Collection entries
>> Start

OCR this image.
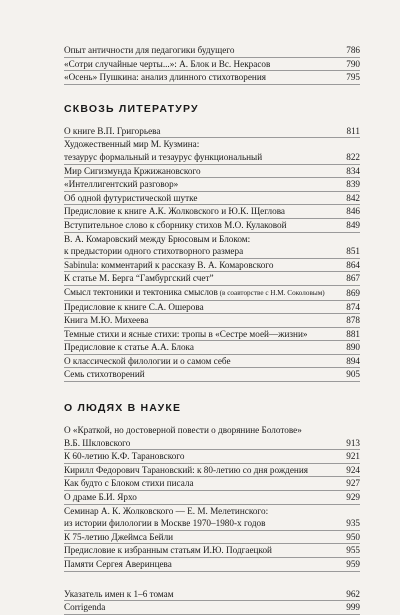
Опыт античности для педагогики будущего	786
«Сотри случайные черты...»: А. Блок и Вс. Некрасов	790
«Осень» Пушкина: анализ длинного стихотворения	795
СКВОЗЬ ЛИТЕРАТУРУ
О книге В.П. Григорьева	811
Художественный мир М. Кузмина:
тезаурус формальный и тезаурус функциональный	822
Мир Сигизмунда Кржижановского	834
«Интеллигентский разговор»	839
Об одной футуристической шутке	842
Предисловие к книге А.К. Жолковского и Ю.К. Щеглова	846
Вступительное слово к сборнику стихов М.О. Кулаковой	849
В. А. Комаровский между Брюсовым и Блоком:
к предыстории одного стихотворного размера	851
Sabinula: комментарий к рассказу В. А. Комаровского	864
К статье М. Берга “Гамбургский счет”	867
Смысл тектоники и тектоника смыслов (в соавторстве с Н.М. Соколовым)	869
Предисловие к книге С.А. Ошерова	874
Книга М.Ю. Михеева	878
Темные стихи и ясные стихи: тропы в «Сестре моей—жизни»	881
Предисловие к статье А.А. Блока	890
О классической филологии и о самом себе	894
Семь стихотворений	905
О ЛЮДЯХ В НАУКЕ
О «Краткой, но достоверной повести о дворянине Болотове»
В.Б. Шкловского	913
К 60-летию К.Ф. Тарановского	921
Кирилл Федорович Тарановский: к 80-летию со дня рождения	924
Как будто с Блоком стихи писала	927
О драме Б.И. Ярхо	929
Семинар А. К. Жолковского — Е. М. Мелетинского:
из истории филологии в Москве 1970–1980-х годов	935
К 75-летию Джеймса Бейли	950
Предисловие к избранным статьям И.Ю. Подгаецкой	955
Памяти Сергея Аверинцева	959
Указатель имен к 1–6 томам	962
Corrigenda	999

>> End

Reproduce each line of the entries in which the word "Предисловие" is found.

### Exercise result
Предисловие к книге А.К. Жолковского и Ю.К. Щеглова	846
Предисловие к книге С.А. Ошерова	874
Предисловие к статье А.А. Блока	890
Предисловие к избранным статьям И.Ю. Подгаецкой	955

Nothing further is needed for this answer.